### [Aim]
Show all lines holding the string "Jacques".

-- BEGIN Given information --

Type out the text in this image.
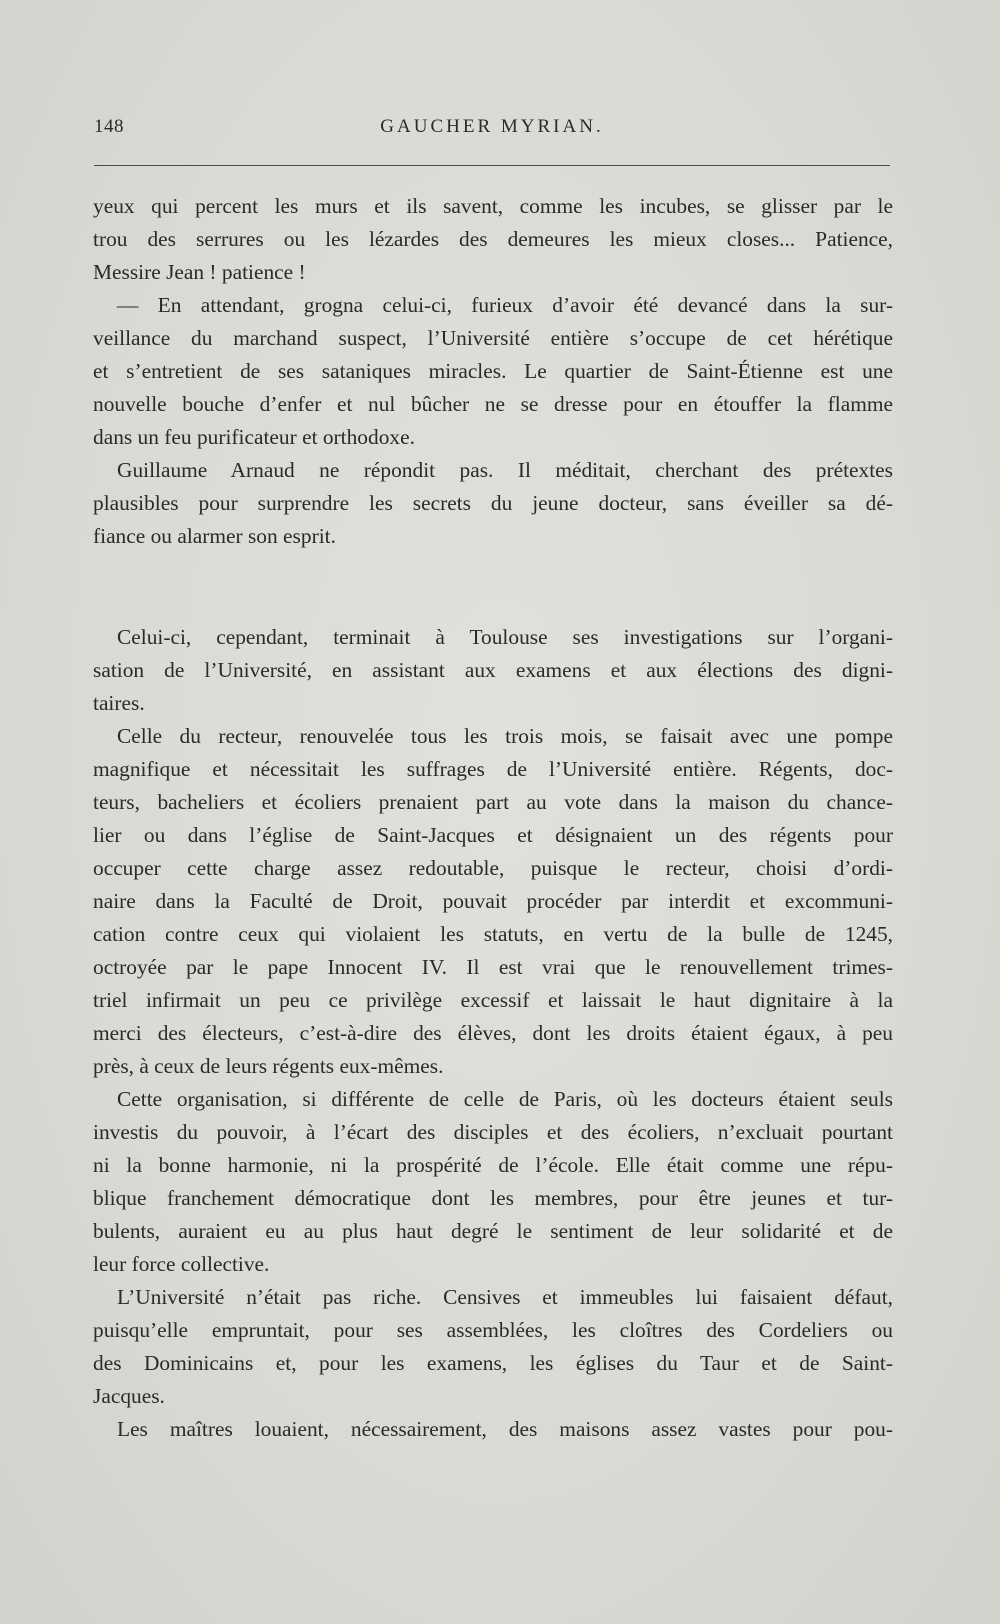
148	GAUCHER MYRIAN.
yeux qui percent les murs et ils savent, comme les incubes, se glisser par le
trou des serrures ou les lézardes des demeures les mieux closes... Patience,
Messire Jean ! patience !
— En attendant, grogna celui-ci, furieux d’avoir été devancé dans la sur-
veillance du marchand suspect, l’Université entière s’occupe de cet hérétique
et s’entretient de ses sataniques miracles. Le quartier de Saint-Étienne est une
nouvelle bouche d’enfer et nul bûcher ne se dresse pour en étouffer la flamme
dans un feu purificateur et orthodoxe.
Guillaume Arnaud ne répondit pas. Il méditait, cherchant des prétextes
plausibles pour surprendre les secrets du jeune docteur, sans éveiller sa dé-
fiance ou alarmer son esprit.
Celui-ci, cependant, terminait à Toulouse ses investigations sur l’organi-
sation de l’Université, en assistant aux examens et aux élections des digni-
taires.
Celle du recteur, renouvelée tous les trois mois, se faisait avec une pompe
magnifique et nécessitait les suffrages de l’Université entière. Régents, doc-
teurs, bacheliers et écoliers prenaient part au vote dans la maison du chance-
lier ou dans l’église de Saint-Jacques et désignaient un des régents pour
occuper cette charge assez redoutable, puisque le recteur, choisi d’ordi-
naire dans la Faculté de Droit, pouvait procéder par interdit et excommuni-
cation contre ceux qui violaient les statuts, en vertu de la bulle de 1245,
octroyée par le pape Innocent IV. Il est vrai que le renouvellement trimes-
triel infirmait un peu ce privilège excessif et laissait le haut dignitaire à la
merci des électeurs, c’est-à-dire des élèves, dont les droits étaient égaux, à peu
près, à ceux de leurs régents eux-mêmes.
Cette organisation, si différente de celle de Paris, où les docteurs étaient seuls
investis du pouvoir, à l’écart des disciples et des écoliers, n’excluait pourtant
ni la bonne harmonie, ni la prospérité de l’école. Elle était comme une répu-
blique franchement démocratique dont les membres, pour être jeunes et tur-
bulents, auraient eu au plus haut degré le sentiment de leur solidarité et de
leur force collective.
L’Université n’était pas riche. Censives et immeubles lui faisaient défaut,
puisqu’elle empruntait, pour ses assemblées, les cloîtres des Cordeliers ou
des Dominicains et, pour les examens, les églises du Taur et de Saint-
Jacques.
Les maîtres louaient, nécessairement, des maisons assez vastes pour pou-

-- END Given information --
-- BEGIN Given information --

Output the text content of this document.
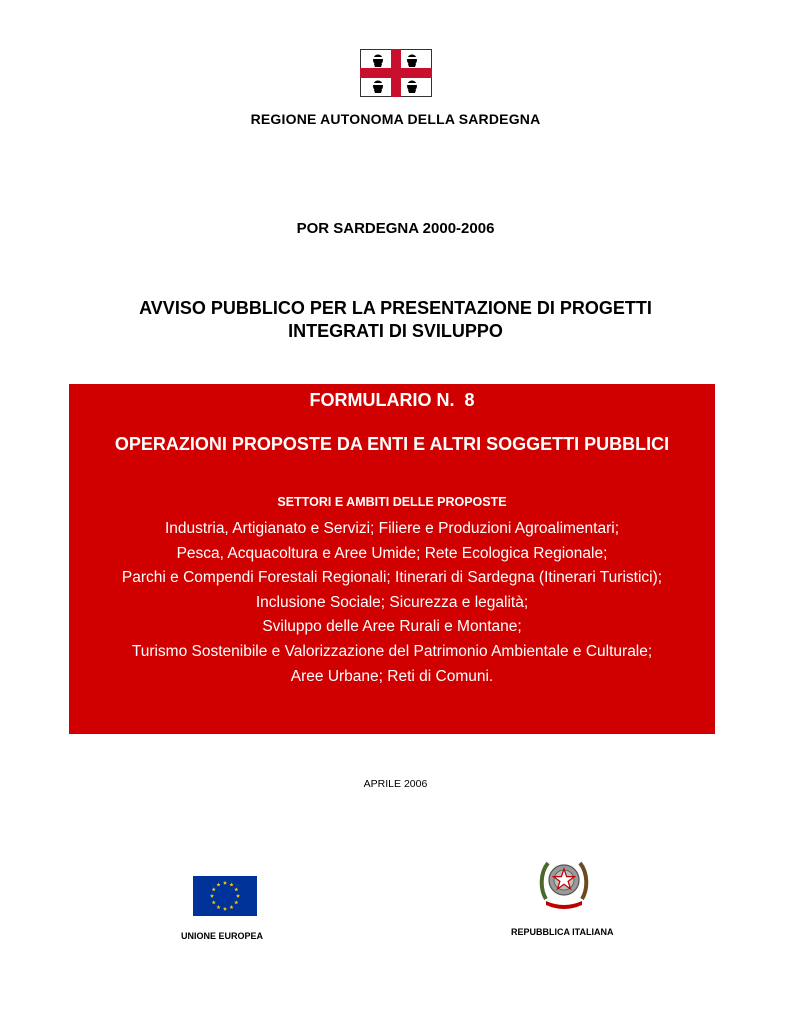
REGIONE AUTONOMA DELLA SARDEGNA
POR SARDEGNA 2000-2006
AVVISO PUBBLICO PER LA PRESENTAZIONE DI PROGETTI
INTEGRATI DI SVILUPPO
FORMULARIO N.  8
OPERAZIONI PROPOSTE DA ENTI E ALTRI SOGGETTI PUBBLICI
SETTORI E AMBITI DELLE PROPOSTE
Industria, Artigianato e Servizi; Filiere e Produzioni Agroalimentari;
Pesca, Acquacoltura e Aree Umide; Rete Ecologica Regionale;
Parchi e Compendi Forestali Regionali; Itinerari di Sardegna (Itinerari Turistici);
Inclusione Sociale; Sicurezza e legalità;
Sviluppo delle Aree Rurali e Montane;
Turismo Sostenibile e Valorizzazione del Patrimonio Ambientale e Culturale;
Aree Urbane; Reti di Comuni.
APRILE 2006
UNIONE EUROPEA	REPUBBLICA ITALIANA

-- END Given information --

### [Exercise result]
lier ou dans l’église de Saint-Jacques et désignaient un des régents pour
Jacques.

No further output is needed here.